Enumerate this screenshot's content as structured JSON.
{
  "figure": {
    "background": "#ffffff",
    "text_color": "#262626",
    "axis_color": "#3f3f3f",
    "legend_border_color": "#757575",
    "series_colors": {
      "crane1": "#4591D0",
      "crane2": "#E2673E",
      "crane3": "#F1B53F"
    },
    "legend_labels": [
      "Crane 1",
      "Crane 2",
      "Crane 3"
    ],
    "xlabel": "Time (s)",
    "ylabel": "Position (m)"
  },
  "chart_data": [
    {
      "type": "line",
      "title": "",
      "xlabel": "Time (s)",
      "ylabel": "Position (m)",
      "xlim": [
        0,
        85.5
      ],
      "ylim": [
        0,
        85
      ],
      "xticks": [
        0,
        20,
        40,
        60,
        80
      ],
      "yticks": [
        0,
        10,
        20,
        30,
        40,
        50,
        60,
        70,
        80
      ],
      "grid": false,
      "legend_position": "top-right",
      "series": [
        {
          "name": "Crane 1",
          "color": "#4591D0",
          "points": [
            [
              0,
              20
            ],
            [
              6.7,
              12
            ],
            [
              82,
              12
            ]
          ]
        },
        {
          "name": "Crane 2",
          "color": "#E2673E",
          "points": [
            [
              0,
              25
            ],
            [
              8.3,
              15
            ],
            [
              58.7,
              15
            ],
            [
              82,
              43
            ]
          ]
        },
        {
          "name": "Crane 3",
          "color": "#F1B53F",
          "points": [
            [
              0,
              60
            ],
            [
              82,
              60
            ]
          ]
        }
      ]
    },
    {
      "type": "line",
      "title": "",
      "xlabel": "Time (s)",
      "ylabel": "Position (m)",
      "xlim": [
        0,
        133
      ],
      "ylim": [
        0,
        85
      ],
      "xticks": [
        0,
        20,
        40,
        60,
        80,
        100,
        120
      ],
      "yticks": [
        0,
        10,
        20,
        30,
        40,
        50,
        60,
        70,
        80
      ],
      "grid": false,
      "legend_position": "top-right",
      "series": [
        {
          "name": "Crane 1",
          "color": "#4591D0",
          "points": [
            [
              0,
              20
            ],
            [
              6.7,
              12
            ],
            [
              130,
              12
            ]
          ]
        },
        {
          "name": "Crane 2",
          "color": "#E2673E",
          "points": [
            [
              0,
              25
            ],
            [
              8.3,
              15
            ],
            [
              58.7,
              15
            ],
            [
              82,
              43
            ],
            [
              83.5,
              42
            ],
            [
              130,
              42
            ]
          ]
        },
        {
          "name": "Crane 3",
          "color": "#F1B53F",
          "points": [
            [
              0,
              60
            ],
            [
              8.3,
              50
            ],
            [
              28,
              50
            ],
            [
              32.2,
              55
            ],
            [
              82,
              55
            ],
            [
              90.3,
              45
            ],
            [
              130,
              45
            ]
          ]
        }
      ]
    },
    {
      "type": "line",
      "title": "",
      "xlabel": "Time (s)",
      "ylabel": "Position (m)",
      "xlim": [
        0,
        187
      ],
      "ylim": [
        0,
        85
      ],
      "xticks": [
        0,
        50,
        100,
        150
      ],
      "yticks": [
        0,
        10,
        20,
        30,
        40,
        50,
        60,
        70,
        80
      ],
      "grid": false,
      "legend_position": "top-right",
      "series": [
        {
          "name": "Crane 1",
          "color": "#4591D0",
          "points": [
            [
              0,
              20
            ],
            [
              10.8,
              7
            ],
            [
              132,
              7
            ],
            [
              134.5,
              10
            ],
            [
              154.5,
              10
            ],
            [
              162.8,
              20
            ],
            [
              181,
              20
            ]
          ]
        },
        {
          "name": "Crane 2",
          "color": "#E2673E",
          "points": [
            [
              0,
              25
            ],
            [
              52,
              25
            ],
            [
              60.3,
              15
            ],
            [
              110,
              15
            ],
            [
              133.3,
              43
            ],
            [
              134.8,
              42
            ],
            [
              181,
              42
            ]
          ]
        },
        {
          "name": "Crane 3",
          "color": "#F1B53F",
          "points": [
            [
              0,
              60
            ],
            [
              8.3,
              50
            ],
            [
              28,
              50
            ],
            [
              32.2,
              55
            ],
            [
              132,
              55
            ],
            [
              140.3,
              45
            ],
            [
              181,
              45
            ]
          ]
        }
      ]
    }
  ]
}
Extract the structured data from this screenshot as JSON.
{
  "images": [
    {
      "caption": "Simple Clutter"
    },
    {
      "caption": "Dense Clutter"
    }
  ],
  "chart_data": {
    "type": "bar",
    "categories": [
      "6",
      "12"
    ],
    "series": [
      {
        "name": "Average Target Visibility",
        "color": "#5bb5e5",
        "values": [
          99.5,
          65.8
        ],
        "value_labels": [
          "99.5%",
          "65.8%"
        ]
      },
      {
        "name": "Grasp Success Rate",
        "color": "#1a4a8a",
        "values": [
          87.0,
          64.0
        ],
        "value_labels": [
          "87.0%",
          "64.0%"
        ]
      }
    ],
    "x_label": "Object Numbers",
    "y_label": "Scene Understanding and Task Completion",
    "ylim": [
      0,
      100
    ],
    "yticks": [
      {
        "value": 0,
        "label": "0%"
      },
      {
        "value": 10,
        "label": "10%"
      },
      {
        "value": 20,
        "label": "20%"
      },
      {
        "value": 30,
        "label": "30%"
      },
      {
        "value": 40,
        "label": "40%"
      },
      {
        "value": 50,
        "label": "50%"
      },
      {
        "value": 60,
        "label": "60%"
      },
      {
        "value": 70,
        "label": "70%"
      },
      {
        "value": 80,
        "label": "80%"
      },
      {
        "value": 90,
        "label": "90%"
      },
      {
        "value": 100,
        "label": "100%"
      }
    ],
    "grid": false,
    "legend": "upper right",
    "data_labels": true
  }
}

+ + + +

Exactly reproduce all of the entries above.

Enumerate this screenshot's content as structured JSON.
{
  "figure": {
    "background": "#ffffff",
    "text_color": "#262626",
    "axis_color": "#3f3f3f",
    "legend_border_color": "#757575",
    "series_colors": {
      "crane1": "#4591D0",
      "crane2": "#E2673E",
      "crane3": "#F1B53F"
    },
    "legend_labels": [
      "Crane 1",
      "Crane 2",
      "Crane 3"
    ],
    "xlabel": "Time (s)",
    "ylabel": "Position (m)"
  },
  "chart_data": [
    {
      "type": "line",
      "title": "",
      "xlabel": "Time (s)",
      "ylabel": "Position (m)",
      "xlim": [
        0,
        85.5
      ],
      "ylim": [
        0,
        85
      ],
      "xticks": [
        0,
        20,
        40,
        60,
        80
      ],
      "yticks": [
        0,
        10,
        20,
        30,
        40,
        50,
        60,
        70,
        80
      ],
      "grid": false,
      "legend_position": "top-right",
      "series": [
        {
          "name": "Crane 1",
          "color": "#4591D0",
          "points": [
            [
              0,
              20
            ],
            [
              6.7,
              12
            ],
            [
              82,
              12
            ]
          ]
        },
        {
          "name": "Crane 2",
          "color": "#E2673E",
          "points": [
            [
              0,
              25
            ],
            [
              8.3,
              15
            ],
            [
              58.7,
              15
            ],
            [
              82,
              43
            ]
          ]
        },
        {
          "name": "Crane 3",
          "color": "#F1B53F",
          "points": [
            [
              0,
              60
            ],
            [
              82,
              60
            ]
          ]
        }
      ]
    },
    {
      "type": "line",
      "title": "",
      "xlabel": "Time (s)",
      "ylabel": "Position (m)",
      "xlim": [
        0,
        133
      ],
      "ylim": [
        0,
        85
      ],
      "xticks": [
        0,
        20,
        40,
        60,
        80,
        100,
        120
      ],
      "yticks": [
        0,
        10,
        20,
        30,
        40,
        50,
        60,
        70,
        80
      ],
      "grid": false,
      "legend_position": "top-right",
      "series": [
        {
          "name": "Crane 1",
          "color": "#4591D0",
          "points": [
            [
              0,
              20
            ],
            [
              6.7,
              12
            ],
            [
              130,
              12
            ]
          ]
        },
        {
          "name": "Crane 2",
          "color": "#E2673E",
          "points": [
            [
              0,
              25
            ],
            [
              8.3,
              15
            ],
            [
              58.7,
              15
            ],
            [
              82,
              43
            ],
            [
              83.5,
              42
            ],
            [
              130,
              42
            ]
          ]
        },
        {
          "name": "Crane 3",
          "color": "#F1B53F",
          "points": [
            [
              0,
              60
            ],
            [
              8.3,
              50
            ],
            [
              28,
              50
            ],
            [
              32.2,
              55
            ],
            [
              82,
              55
            ],
            [
              90.3,
              45
            ],
            [
              130,
              45
            ]
          ]
        }
      ]
    },
    {
      "type": "line",
      "title": "",
      "xlabel": "Time (s)",
      "ylabel": "Position (m)",
      "xlim": [
        0,
        187
      ],
      "ylim": [
        0,
        85
      ],
      "xticks": [
        0,
        50,
        100,
        150
      ],
      "yticks": [
        0,
        10,
        20,
        30,
        40,
        50,
        60,
        70,
        80
      ],
      "grid": false,
      "legend_position": "top-right",
      "series": [
        {
          "name": "Crane 1",
          "color": "#4591D0",
          "points": [
            [
              0,
              20
            ],
            [
              10.8,
              7
            ],
            [
              132,
              7
            ],
            [
              134.5,
              10
            ],
            [
              154.5,
              10
            ],
            [
              162.8,
              20
            ],
            [
              181,
              20
            ]
          ]
        },
        {
          "name": "Crane 2",
          "color": "#E2673E",
          "points": [
            [
              0,
              25
            ],
            [
              52,
              25
            ],
            [
              60.3,
              15
            ],
            [
              110,
              15
            ],
            [
              133.3,
              43
            ],
            [
              134.8,
              42
            ],
            [
              181,
              42
            ]
          ]
        },
        {
          "name": "Crane 3",
          "color": "#F1B53F",
          "points": [
            [
              0,
              60
            ],
            [
              8.3,
              50
            ],
            [
              28,
              50
            ],
            [
              32.2,
              55
            ],
            [
              132,
              55
            ],
            [
              140.3,
              45
            ],
            [
              181,
              45
            ]
          ]
        }
      ]
    }
  ]
}
Extract the structured data from this screenshot as JSON.
{
  "images": [
    {
      "caption": "Simple Clutter"
    },
    {
      "caption": "Dense Clutter"
    }
  ],
  "chart_data": {
    "type": "bar",
    "categories": [
      "6",
      "12"
    ],
    "series": [
      {
        "name": "Average Target Visibility",
        "color": "#5bb5e5",
        "values": [
          99.5,
          65.8
        ],
        "value_labels": [
          "99.5%",
          "65.8%"
        ]
      },
      {
        "name": "Grasp Success Rate",
        "color": "#1a4a8a",
        "values": [
          87.0,
          64.0
        ],
        "value_labels": [
          "87.0%",
          "64.0%"
        ]
      }
    ],
    "x_label": "Object Numbers",
    "y_label": "Scene Understanding and Task Completion",
    "ylim": [
      0,
      100
    ],
    "yticks": [
      {
        "value": 0,
        "label": "0%"
      },
      {
        "value": 10,
        "label": "10%"
      },
      {
        "value": 20,
        "label": "20%"
      },
      {
        "value": 30,
        "label": "30%"
      },
      {
        "value": 40,
        "label": "40%"
      },
      {
        "value": 50,
        "label": "50%"
      },
      {
        "value": 60,
        "label": "60%"
      },
      {
        "value": 70,
        "label": "70%"
      },
      {
        "value": 80,
        "label": "80%"
      },
      {
        "value": 90,
        "label": "90%"
      },
      {
        "value": 100,
        "label": "100%"
      }
    ],
    "grid": false,
    "legend": "upper right",
    "data_labels": true
  }
}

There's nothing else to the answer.